● **Challenge**
Reproduce the entries word for word, from the first line through the line containing "area-1-selected-count: 3 Selected", both included.

## Start

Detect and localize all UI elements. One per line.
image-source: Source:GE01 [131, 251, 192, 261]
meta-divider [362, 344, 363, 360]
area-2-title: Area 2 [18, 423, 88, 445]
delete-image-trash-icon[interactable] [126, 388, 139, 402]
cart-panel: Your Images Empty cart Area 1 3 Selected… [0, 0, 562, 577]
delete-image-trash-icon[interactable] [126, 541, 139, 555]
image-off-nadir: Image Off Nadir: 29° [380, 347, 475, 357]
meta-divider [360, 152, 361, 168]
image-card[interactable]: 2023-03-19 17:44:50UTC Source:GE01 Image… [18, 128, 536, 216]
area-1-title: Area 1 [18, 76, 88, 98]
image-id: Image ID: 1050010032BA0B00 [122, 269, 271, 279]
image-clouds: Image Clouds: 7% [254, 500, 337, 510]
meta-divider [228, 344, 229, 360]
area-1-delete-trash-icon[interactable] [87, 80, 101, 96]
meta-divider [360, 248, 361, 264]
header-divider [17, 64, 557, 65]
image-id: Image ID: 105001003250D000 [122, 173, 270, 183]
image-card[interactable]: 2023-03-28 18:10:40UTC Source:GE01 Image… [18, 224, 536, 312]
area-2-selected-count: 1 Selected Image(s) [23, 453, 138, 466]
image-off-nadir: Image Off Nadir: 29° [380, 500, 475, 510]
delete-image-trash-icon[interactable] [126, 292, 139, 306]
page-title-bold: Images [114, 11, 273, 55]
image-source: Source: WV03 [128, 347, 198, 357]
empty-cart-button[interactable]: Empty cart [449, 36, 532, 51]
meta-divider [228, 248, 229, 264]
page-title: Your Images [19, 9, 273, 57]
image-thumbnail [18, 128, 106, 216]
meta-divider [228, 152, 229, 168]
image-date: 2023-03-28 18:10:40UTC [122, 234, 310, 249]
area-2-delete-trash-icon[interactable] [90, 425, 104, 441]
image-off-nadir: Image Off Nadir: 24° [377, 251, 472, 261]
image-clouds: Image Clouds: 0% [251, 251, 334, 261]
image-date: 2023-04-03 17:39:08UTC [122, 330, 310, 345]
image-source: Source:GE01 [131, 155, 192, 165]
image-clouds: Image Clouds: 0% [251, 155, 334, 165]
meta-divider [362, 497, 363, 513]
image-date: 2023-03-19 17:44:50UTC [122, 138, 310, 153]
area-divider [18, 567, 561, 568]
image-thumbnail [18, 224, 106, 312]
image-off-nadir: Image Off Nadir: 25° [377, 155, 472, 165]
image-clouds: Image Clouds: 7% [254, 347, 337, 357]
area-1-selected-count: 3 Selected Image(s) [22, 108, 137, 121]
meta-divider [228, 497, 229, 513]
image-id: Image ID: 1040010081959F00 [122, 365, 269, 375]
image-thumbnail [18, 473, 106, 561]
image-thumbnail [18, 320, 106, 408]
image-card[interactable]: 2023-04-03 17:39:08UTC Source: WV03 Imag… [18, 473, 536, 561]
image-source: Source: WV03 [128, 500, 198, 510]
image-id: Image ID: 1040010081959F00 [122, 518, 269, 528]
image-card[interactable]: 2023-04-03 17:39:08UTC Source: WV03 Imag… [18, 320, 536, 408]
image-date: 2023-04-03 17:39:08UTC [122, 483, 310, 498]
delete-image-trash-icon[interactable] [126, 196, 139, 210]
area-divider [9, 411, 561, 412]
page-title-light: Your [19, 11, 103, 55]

## End

● **Solution to this exercise**
Detect and localize all UI elements. One per line.
image-source: Source:GE01 [131, 251, 192, 261]
meta-divider [362, 344, 363, 360]
area-2-title: Area 2 [18, 423, 88, 445]
delete-image-trash-icon[interactable] [126, 388, 139, 402]
cart-panel: Your Images Empty cart Area 1 3 Selected… [0, 0, 562, 577]
delete-image-trash-icon[interactable] [126, 541, 139, 555]
image-off-nadir: Image Off Nadir: 29° [380, 347, 475, 357]
meta-divider [360, 152, 361, 168]
image-card[interactable]: 2023-03-19 17:44:50UTC Source:GE01 Image… [18, 128, 536, 216]
area-1-title: Area 1 [18, 76, 88, 98]
image-id: Image ID: 1050010032BA0B00 [122, 269, 271, 279]
image-clouds: Image Clouds: 7% [254, 500, 337, 510]
meta-divider [228, 344, 229, 360]
area-1-delete-trash-icon[interactable] [87, 80, 101, 96]
meta-divider [360, 248, 361, 264]
header-divider [17, 64, 557, 65]
image-id: Image ID: 105001003250D000 [122, 173, 270, 183]
image-card[interactable]: 2023-03-28 18:10:40UTC Source:GE01 Image… [18, 224, 536, 312]
area-2-selected-count: 1 Selected Image(s) [23, 453, 138, 466]
image-off-nadir: Image Off Nadir: 29° [380, 500, 475, 510]
delete-image-trash-icon[interactable] [126, 292, 139, 306]
page-title-bold: Images [114, 11, 273, 55]
image-source: Source: WV03 [128, 347, 198, 357]
empty-cart-button[interactable]: Empty cart [449, 36, 532, 51]
meta-divider [228, 248, 229, 264]
page-title: Your Images [19, 9, 273, 57]
image-thumbnail [18, 128, 106, 216]
meta-divider [228, 152, 229, 168]
image-date: 2023-03-28 18:10:40UTC [122, 234, 310, 249]
area-2-delete-trash-icon[interactable] [90, 425, 104, 441]
image-off-nadir: Image Off Nadir: 24° [377, 251, 472, 261]
image-clouds: Image Clouds: 0% [251, 251, 334, 261]
image-date: 2023-04-03 17:39:08UTC [122, 330, 310, 345]
image-source: Source:GE01 [131, 155, 192, 165]
image-clouds: Image Clouds: 0% [251, 155, 334, 165]
meta-divider [362, 497, 363, 513]
image-date: 2023-03-19 17:44:50UTC [122, 138, 310, 153]
area-divider [18, 567, 561, 568]
image-thumbnail [18, 224, 106, 312]
image-off-nadir: Image Off Nadir: 25° [377, 155, 472, 165]
image-clouds: Image Clouds: 7% [254, 347, 337, 357]
area-1-selected-count: 3 Selected Image(s) [22, 108, 137, 121]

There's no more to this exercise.